* _The request_
Copy the material that follows word for word and omit its pictures.

═════ Data for the task

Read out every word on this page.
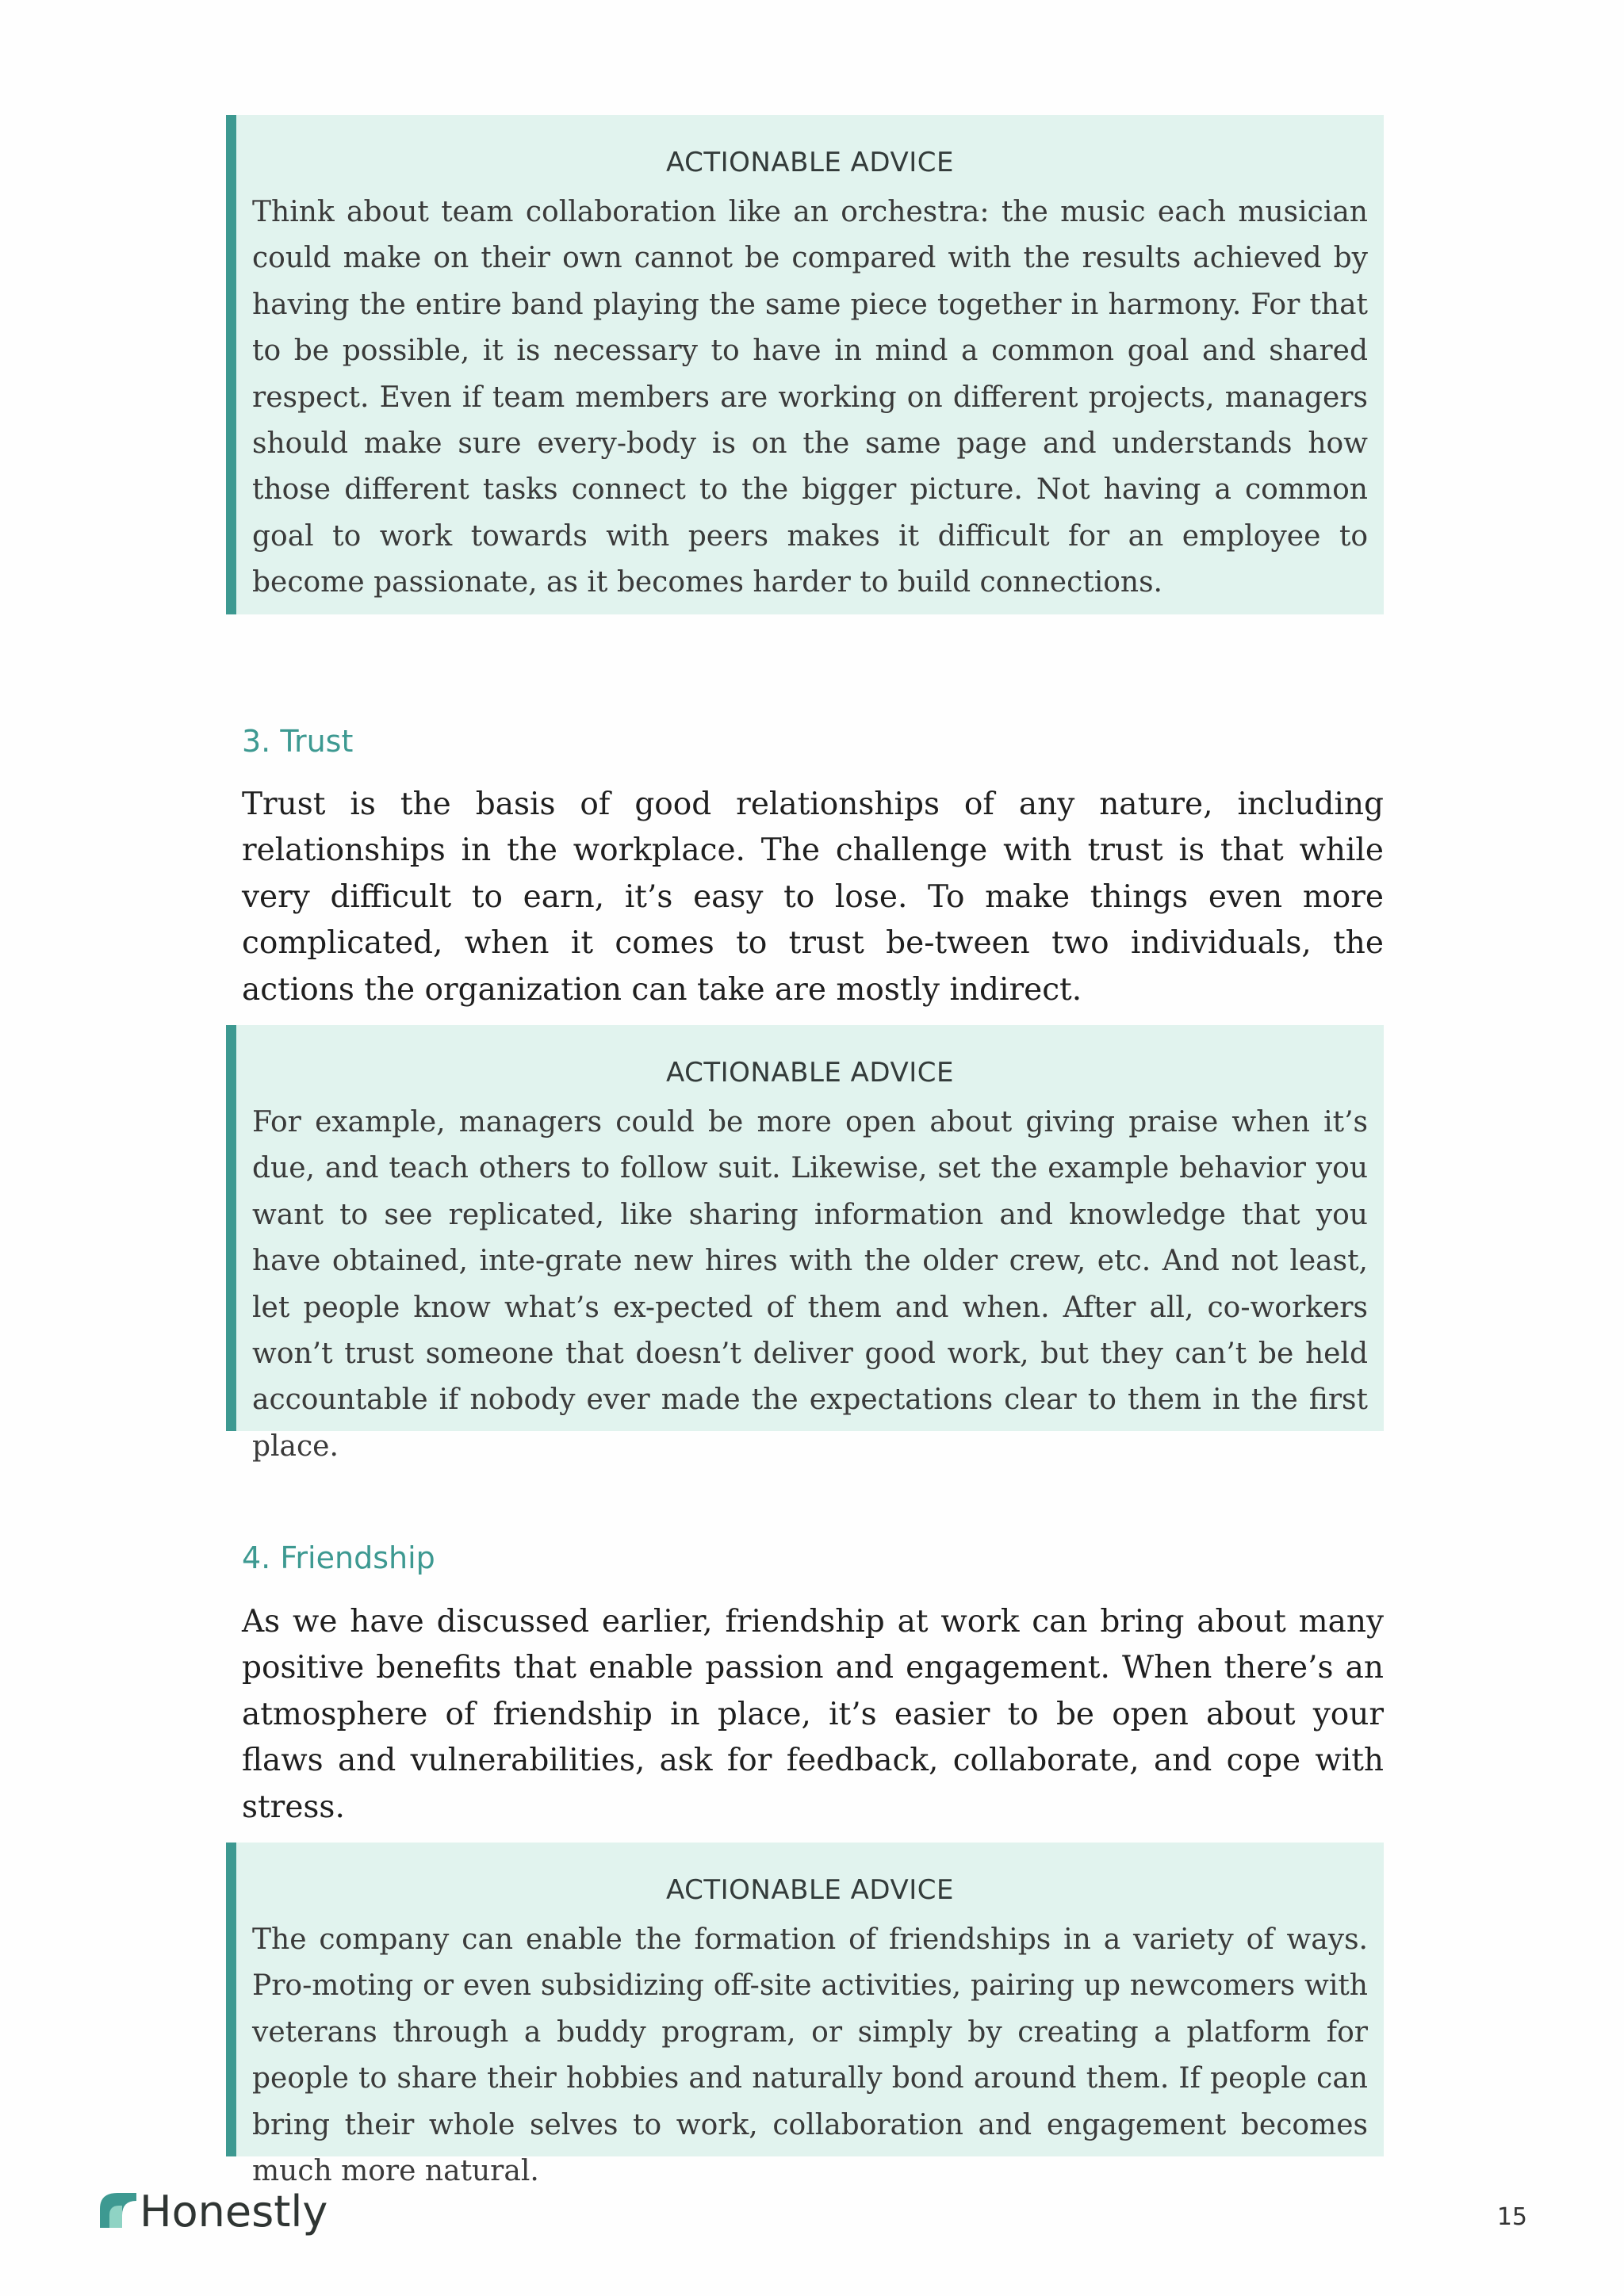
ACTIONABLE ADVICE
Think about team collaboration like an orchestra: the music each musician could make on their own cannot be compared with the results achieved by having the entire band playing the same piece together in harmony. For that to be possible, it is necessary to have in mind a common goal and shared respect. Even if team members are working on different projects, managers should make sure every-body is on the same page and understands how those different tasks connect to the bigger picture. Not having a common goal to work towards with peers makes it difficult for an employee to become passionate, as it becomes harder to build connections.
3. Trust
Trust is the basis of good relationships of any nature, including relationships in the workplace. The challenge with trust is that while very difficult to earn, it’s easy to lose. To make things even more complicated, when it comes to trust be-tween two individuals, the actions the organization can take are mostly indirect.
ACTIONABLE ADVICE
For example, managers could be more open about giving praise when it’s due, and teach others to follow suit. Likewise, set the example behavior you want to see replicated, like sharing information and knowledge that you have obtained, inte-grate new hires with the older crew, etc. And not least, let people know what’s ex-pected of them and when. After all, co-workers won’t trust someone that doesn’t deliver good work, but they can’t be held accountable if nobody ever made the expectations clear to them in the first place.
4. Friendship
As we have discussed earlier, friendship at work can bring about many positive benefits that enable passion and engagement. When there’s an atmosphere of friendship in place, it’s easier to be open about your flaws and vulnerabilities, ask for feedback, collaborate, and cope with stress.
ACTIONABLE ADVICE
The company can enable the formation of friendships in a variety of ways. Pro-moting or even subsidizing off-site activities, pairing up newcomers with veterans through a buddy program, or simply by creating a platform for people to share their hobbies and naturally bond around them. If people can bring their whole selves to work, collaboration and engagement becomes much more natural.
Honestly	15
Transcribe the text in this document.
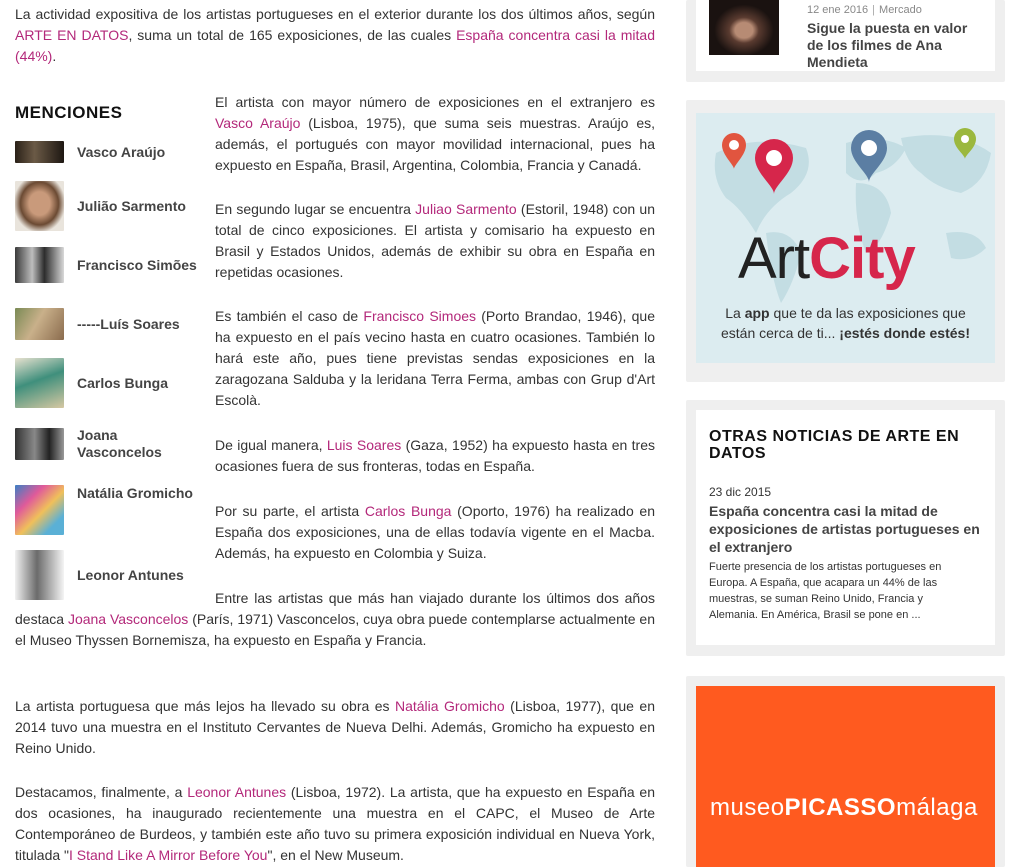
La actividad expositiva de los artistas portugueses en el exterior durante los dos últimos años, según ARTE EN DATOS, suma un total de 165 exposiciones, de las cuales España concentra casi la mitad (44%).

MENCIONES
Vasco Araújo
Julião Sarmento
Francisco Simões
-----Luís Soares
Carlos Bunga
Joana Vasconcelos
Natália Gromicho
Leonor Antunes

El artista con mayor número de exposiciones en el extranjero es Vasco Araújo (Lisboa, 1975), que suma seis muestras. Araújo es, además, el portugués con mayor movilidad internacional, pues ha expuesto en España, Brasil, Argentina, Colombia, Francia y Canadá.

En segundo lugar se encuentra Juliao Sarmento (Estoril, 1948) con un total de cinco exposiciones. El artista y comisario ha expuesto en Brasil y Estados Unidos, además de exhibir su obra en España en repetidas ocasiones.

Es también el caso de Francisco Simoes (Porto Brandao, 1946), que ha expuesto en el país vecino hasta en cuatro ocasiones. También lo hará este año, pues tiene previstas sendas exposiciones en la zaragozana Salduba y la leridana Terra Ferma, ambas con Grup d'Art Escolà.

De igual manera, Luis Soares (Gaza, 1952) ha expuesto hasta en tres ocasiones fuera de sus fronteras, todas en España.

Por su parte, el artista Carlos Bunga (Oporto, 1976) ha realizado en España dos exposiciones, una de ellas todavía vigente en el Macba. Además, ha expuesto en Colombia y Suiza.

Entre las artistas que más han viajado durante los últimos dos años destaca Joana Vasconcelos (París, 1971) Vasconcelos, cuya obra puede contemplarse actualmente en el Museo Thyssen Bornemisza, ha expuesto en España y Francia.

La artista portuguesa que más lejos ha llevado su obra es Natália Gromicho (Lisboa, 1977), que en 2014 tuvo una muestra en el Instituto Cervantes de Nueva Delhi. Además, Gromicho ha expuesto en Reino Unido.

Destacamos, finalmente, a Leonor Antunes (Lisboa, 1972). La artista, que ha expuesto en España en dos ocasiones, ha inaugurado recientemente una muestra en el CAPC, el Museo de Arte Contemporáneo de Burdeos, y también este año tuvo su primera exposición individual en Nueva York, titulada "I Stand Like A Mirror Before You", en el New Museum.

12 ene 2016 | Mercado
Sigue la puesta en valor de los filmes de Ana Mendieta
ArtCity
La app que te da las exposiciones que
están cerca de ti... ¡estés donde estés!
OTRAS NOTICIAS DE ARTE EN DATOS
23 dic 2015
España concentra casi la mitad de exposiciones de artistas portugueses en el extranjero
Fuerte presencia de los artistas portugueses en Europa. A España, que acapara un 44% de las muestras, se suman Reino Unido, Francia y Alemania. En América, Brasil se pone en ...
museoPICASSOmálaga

══════════

* _Result_
Read out every word on this page.
ACTIONABLE ADVICE
Think about team collaboration like an orchestra: the music each musician could make on their own cannot be compared with the results achieved by having the entire band playing the same piece together in harmony. For that to be possible, it is necessary to have in mind a common goal and shared respect. Even if team members are working on different projects, managers should make sure every-body is on the same page and understands how those different tasks connect to the bigger picture. Not having a common goal to work towards with peers makes it difficult for an employee to become passionate, as it becomes harder to build connections.
3. Trust
Trust is the basis of good relationships of any nature, including relationships in the workplace. The challenge with trust is that while very difficult to earn, it’s easy to lose. To make things even more complicated, when it comes to trust be-tween two individuals, the actions the organization can take are mostly indirect.
ACTIONABLE ADVICE
For example, managers could be more open about giving praise when it’s due, and teach others to follow suit. Likewise, set the example behavior you want to see replicated, like sharing information and knowledge that you have obtained, inte-grate new hires with the older crew, etc. And not least, let people know what’s ex-pected of them and when. After all, co-workers won’t trust someone that doesn’t deliver good work, but they can’t be held accountable if nobody ever made the expectations clear to them in the first place.
4. Friendship
As we have discussed earlier, friendship at work can bring about many positive benefits that enable passion and engagement. When there’s an atmosphere of friendship in place, it’s easier to be open about your flaws and vulnerabilities, ask for feedback, collaborate, and cope with stress.
ACTIONABLE ADVICE
The company can enable the formation of friendships in a variety of ways. Pro-moting or even subsidizing off-site activities, pairing up newcomers with veterans through a buddy program, or simply by creating a platform for people to share their hobbies and naturally bond around them. If people can bring their whole selves to work, collaboration and engagement becomes much more natural.
Honestly	15
Transcribe the text in this document.
La actividad expositiva de los artistas portugueses en el exterior durante los dos últimos años, según ARTE EN DATOS, suma un total de 165 exposiciones, de las cuales España concentra casi la mitad (44%).

MENCIONES
Vasco Araújo
Julião Sarmento
Francisco Simões
-----Luís Soares
Carlos Bunga
Joana Vasconcelos
Natália Gromicho
Leonor Antunes

El artista con mayor número de exposiciones en el extranjero es Vasco Araújo (Lisboa, 1975), que suma seis muestras. Araújo es, además, el portugués con mayor movilidad internacional, pues ha expuesto en España, Brasil, Argentina, Colombia, Francia y Canadá.

En segundo lugar se encuentra Juliao Sarmento (Estoril, 1948) con un total de cinco exposiciones. El artista y comisario ha expuesto en Brasil y Estados Unidos, además de exhibir su obra en España en repetidas ocasiones.

Es también el caso de Francisco Simoes (Porto Brandao, 1946), que ha expuesto en el país vecino hasta en cuatro ocasiones. También lo hará este año, pues tiene previstas sendas exposiciones en la zaragozana Salduba y la leridana Terra Ferma, ambas con Grup d'Art Escolà.

De igual manera, Luis Soares (Gaza, 1952) ha expuesto hasta en tres ocasiones fuera de sus fronteras, todas en España.

Por su parte, el artista Carlos Bunga (Oporto, 1976) ha realizado en España dos exposiciones, una de ellas todavía vigente en el Macba. Además, ha expuesto en Colombia y Suiza.

Entre las artistas que más han viajado durante los últimos dos años destaca Joana Vasconcelos (París, 1971) Vasconcelos, cuya obra puede contemplarse actualmente en el Museo Thyssen Bornemisza, ha expuesto en España y Francia.

La artista portuguesa que más lejos ha llevado su obra es Natália Gromicho (Lisboa, 1977), que en 2014 tuvo una muestra en el Instituto Cervantes de Nueva Delhi. Además, Gromicho ha expuesto en Reino Unido.

Destacamos, finalmente, a Leonor Antunes (Lisboa, 1972). La artista, que ha expuesto en España en dos ocasiones, ha inaugurado recientemente una muestra en el CAPC, el Museo de Arte Contemporáneo de Burdeos, y también este año tuvo su primera exposición individual en Nueva York, titulada "I Stand Like A Mirror Before You", en el New Museum.

12 ene 2016 | Mercado
Sigue la puesta en valor de los filmes de Ana Mendieta
ArtCity
La app que te da las exposiciones que
están cerca de ti... ¡estés donde estés!
OTRAS NOTICIAS DE ARTE EN DATOS
23 dic 2015
España concentra casi la mitad de exposiciones de artistas portugueses en el extranjero
Fuerte presencia de los artistas portugueses en Europa. A España, que acapara un 44% de las muestras, se suman Reino Unido, Francia y Alemania. En América, Brasil se pone en ...
museoPICASSOmálaga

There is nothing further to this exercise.